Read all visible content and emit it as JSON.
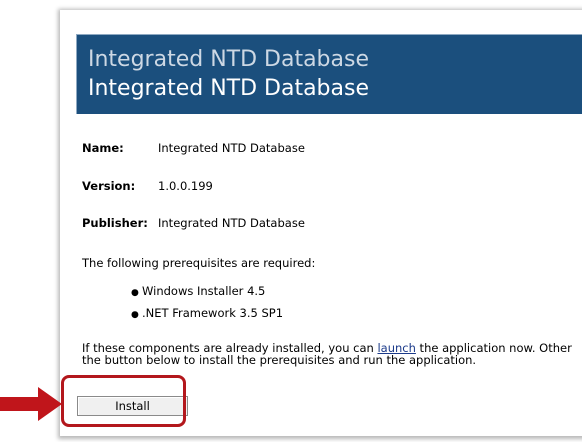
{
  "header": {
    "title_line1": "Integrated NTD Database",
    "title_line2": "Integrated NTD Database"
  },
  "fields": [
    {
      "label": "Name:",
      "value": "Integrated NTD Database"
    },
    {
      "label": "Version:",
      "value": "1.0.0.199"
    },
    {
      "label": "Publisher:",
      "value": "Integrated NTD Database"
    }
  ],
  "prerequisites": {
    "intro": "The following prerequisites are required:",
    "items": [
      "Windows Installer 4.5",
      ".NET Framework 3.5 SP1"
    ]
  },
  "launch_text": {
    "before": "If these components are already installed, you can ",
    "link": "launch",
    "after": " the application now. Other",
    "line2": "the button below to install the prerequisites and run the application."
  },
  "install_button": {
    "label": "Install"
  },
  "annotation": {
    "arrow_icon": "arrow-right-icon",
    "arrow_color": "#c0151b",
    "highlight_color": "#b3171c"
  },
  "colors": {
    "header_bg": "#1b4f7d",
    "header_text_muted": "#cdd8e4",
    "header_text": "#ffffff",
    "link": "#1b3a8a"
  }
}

******************************

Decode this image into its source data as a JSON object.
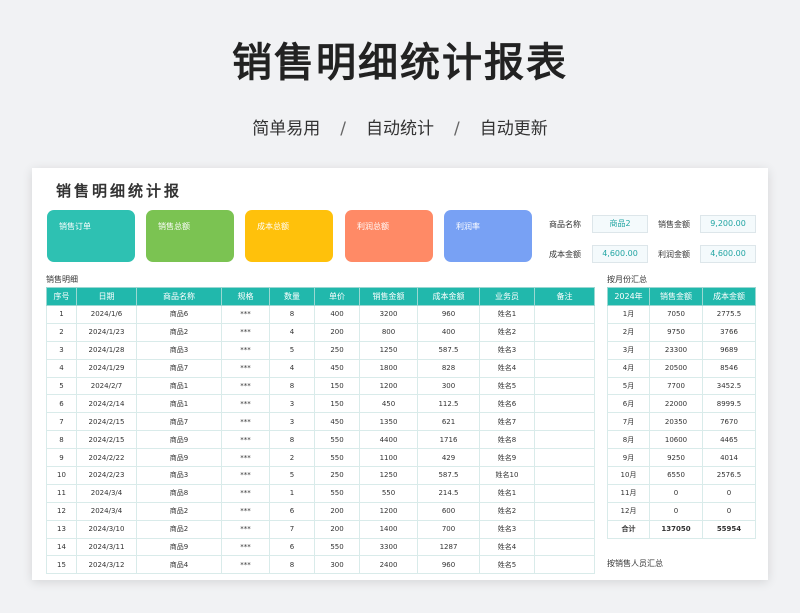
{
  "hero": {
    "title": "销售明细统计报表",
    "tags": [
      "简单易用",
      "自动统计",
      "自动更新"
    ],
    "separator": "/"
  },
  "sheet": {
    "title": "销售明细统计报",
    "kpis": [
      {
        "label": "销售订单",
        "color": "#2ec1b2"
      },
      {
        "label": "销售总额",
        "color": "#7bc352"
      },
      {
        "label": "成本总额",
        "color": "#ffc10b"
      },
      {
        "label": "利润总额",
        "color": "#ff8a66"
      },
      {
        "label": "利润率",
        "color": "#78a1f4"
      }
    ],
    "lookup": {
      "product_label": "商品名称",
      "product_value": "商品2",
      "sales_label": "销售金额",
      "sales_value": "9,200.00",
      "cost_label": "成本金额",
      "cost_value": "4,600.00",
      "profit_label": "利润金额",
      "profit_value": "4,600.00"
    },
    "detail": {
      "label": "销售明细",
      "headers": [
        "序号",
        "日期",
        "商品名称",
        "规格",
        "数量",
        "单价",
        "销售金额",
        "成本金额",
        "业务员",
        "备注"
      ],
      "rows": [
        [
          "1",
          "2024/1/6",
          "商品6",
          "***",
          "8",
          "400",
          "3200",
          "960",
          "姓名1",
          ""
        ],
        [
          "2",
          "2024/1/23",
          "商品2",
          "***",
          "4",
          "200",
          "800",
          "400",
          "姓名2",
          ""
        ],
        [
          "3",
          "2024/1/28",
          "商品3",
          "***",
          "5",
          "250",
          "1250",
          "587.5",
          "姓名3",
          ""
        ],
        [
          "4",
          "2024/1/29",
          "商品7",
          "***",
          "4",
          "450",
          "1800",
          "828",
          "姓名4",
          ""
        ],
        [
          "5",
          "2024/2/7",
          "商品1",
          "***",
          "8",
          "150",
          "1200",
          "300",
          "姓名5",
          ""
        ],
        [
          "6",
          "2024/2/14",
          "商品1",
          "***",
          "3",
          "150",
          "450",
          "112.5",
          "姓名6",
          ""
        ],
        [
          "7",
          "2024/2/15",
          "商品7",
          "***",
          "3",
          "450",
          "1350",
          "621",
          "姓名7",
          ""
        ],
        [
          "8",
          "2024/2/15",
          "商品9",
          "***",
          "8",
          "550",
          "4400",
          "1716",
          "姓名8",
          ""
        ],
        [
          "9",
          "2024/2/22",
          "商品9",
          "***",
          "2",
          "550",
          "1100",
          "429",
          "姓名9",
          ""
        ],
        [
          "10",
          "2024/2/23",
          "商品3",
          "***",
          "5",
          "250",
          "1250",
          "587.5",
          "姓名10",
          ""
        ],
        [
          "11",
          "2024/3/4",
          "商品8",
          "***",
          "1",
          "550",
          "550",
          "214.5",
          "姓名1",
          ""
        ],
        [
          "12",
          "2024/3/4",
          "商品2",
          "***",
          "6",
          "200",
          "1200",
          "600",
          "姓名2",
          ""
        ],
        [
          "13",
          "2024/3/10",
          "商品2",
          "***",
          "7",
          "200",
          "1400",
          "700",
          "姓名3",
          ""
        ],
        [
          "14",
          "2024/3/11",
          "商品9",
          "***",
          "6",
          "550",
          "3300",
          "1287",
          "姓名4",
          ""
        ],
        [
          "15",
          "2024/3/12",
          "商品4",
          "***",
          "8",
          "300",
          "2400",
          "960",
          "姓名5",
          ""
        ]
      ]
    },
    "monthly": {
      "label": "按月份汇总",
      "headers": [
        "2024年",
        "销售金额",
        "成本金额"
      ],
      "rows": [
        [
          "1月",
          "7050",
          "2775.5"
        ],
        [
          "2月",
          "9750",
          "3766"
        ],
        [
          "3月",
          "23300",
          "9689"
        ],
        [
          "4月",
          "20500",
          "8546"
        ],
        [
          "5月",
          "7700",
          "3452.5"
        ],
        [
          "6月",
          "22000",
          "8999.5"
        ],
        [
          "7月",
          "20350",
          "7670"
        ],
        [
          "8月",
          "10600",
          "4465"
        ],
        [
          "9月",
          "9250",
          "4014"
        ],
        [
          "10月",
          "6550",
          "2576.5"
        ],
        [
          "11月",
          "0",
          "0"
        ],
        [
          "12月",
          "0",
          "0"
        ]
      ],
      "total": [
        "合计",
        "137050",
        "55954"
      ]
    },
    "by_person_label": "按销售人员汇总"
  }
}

******************************

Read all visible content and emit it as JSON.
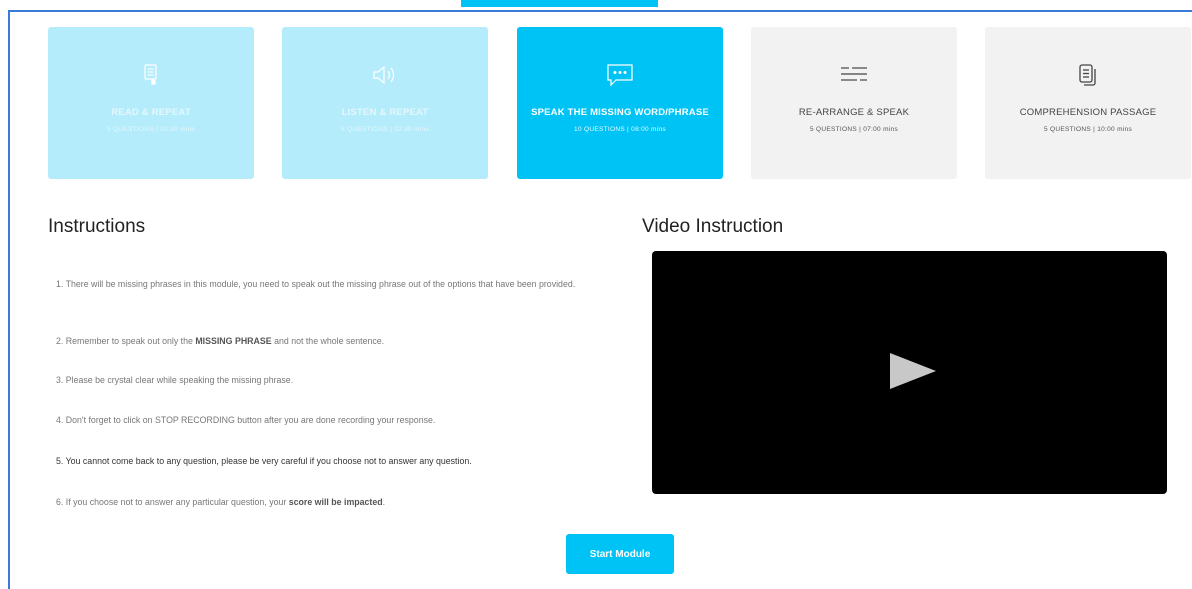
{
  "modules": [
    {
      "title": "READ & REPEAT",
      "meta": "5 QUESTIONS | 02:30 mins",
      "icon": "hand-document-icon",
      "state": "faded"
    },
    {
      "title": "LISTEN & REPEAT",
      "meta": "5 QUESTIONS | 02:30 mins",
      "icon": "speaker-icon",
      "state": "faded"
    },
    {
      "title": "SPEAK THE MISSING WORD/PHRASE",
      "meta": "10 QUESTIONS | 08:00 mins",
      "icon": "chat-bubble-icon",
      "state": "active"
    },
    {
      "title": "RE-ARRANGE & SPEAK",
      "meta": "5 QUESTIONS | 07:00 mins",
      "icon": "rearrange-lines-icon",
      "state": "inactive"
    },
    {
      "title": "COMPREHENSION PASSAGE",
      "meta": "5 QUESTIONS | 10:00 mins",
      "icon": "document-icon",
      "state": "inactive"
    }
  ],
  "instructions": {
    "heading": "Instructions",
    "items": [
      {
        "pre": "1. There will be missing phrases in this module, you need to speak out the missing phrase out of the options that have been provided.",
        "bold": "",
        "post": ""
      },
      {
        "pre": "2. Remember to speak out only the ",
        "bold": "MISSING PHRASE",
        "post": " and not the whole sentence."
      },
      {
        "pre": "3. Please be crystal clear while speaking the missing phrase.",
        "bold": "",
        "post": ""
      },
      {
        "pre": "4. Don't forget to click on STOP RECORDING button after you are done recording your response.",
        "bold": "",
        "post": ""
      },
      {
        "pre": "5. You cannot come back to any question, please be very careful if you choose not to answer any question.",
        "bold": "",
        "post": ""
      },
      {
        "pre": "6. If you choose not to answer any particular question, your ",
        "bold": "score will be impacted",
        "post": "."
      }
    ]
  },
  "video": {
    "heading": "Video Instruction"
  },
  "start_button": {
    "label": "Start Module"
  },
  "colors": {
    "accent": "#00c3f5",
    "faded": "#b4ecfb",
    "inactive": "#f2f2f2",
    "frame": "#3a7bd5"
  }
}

******************************

**Required task**
In the material above, show every line where the word "choose" turns up.

**Expected output**
        "pre": "5. You cannot come back to any question, please be very careful if you choose not to answer any question.",
        "pre": "6. If you choose not to answer any particular question, your ",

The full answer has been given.